- Given request -
Each record must be reproduced exactly as it is shown.
** BEGIN **
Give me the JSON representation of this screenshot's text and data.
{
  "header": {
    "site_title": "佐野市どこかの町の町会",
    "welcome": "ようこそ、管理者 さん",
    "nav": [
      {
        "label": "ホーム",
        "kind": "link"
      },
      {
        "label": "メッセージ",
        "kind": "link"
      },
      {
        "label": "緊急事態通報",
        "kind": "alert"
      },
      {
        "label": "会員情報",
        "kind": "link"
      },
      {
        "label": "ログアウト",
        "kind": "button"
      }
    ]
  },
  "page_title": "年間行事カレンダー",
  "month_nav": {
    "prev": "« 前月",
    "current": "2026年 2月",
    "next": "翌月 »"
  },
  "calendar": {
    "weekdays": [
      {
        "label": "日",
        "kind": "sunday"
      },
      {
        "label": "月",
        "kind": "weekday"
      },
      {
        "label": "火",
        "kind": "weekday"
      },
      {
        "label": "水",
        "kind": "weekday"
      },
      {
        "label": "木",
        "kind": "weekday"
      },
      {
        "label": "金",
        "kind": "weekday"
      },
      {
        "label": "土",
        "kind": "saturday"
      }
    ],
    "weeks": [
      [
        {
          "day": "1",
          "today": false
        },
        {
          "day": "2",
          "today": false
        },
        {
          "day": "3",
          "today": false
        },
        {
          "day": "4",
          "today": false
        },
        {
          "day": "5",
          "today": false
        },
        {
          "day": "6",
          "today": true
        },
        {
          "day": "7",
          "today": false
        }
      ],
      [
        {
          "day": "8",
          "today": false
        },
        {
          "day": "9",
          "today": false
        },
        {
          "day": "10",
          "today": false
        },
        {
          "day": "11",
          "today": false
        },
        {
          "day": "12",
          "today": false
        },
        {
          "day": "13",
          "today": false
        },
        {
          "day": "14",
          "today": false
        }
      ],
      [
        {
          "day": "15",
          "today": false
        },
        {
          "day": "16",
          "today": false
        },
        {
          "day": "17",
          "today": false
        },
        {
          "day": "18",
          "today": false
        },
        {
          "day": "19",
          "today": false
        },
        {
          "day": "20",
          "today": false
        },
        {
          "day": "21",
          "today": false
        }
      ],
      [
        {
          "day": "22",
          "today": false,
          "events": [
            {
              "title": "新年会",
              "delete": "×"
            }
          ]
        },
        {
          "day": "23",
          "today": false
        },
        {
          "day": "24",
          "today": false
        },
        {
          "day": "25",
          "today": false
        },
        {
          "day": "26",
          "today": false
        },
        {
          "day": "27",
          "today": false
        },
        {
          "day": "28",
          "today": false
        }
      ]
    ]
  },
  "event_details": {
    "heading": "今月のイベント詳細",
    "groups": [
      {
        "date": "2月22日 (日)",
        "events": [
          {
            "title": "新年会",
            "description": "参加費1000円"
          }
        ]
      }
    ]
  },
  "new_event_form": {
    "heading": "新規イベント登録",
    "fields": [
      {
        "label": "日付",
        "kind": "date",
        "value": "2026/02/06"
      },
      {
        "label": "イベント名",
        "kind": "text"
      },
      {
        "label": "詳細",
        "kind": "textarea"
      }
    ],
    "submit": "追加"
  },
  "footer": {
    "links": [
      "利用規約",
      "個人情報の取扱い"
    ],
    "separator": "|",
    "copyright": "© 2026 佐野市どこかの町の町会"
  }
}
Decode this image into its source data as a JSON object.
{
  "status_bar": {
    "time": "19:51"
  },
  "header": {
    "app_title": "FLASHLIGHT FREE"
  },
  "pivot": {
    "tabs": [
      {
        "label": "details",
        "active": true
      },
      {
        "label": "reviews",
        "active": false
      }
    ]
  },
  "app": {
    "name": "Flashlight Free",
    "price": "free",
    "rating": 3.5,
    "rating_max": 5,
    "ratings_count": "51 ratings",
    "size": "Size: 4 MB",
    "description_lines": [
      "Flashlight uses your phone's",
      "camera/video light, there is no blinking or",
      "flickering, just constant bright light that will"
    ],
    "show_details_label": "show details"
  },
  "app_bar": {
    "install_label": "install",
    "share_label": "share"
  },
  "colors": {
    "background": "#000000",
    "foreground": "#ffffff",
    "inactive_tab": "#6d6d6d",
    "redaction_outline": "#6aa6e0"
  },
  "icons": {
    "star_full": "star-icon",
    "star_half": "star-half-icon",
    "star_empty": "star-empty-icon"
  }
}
** END **
- Exercise response -
Give me the JSON representation of this screenshot's text and data.
{
  "header": {
    "site_title": "佐野市どこかの町の町会",
    "welcome": "ようこそ、管理者 さん",
    "nav": [
      {
        "label": "ホーム",
        "kind": "link"
      },
      {
        "label": "メッセージ",
        "kind": "link"
      },
      {
        "label": "緊急事態通報",
        "kind": "alert"
      },
      {
        "label": "会員情報",
        "kind": "link"
      },
      {
        "label": "ログアウト",
        "kind": "button"
      }
    ]
  },
  "page_title": "年間行事カレンダー",
  "month_nav": {
    "prev": "« 前月",
    "current": "2026年 2月",
    "next": "翌月 »"
  },
  "calendar": {
    "weekdays": [
      {
        "label": "日",
        "kind": "sunday"
      },
      {
        "label": "月",
        "kind": "weekday"
      },
      {
        "label": "火",
        "kind": "weekday"
      },
      {
        "label": "水",
        "kind": "weekday"
      },
      {
        "label": "木",
        "kind": "weekday"
      },
      {
        "label": "金",
        "kind": "weekday"
      },
      {
        "label": "土",
        "kind": "saturday"
      }
    ],
    "weeks": [
      [
        {
          "day": "1",
          "today": false
        },
        {
          "day": "2",
          "today": false
        },
        {
          "day": "3",
          "today": false
        },
        {
          "day": "4",
          "today": false
        },
        {
          "day": "5",
          "today": false
        },
        {
          "day": "6",
          "today": true
        },
        {
          "day": "7",
          "today": false
        }
      ],
      [
        {
          "day": "8",
          "today": false
        },
        {
          "day": "9",
          "today": false
        },
        {
          "day": "10",
          "today": false
        },
        {
          "day": "11",
          "today": false
        },
        {
          "day": "12",
          "today": false
        },
        {
          "day": "13",
          "today": false
        },
        {
          "day": "14",
          "today": false
        }
      ],
      [
        {
          "day": "15",
          "today": false
        },
        {
          "day": "16",
          "today": false
        },
        {
          "day": "17",
          "today": false
        },
        {
          "day": "18",
          "today": false
        },
        {
          "day": "19",
          "today": false
        },
        {
          "day": "20",
          "today": false
        },
        {
          "day": "21",
          "today": false
        }
      ],
      [
        {
          "day": "22",
          "today": false,
          "events": [
            {
              "title": "新年会",
              "delete": "×"
            }
          ]
        },
        {
          "day": "23",
          "today": false
        },
        {
          "day": "24",
          "today": false
        },
        {
          "day": "25",
          "today": false
        },
        {
          "day": "26",
          "today": false
        },
        {
          "day": "27",
          "today": false
        },
        {
          "day": "28",
          "today": false
        }
      ]
    ]
  },
  "event_details": {
    "heading": "今月のイベント詳細",
    "groups": [
      {
        "date": "2月22日 (日)",
        "events": [
          {
            "title": "新年会",
            "description": "参加費1000円"
          }
        ]
      }
    ]
  },
  "new_event_form": {
    "heading": "新規イベント登録",
    "fields": [
      {
        "label": "日付",
        "kind": "date",
        "value": "2026/02/06"
      },
      {
        "label": "イベント名",
        "kind": "text"
      },
      {
        "label": "詳細",
        "kind": "textarea"
      }
    ],
    "submit": "追加"
  },
  "footer": {
    "links": [
      "利用規約",
      "個人情報の取扱い"
    ],
    "separator": "|",
    "copyright": "© 2026 佐野市どこかの町の町会"
  }
}
Decode this image into its source data as a JSON object.
{
  "status_bar": {
    "time": "19:51"
  },
  "header": {
    "app_title": "FLASHLIGHT FREE"
  },
  "pivot": {
    "tabs": [
      {
        "label": "details",
        "active": true
      },
      {
        "label": "reviews",
        "active": false
      }
    ]
  },
  "app": {
    "name": "Flashlight Free",
    "price": "free",
    "rating": 3.5,
    "rating_max": 5,
    "ratings_count": "51 ratings",
    "size": "Size: 4 MB",
    "description_lines": [
      "Flashlight uses your phone's",
      "camera/video light, there is no blinking or",
      "flickering, just constant bright light that will"
    ],
    "show_details_label": "show details"
  },
  "app_bar": {
    "install_label": "install",
    "share_label": "share"
  },
  "colors": {
    "background": "#000000",
    "foreground": "#ffffff",
    "inactive_tab": "#6d6d6d",
    "redaction_outline": "#6aa6e0"
  },
  "icons": {
    "star_full": "star-icon",
    "star_half": "star-half-icon",
    "star_empty": "star-empty-icon"
  }
}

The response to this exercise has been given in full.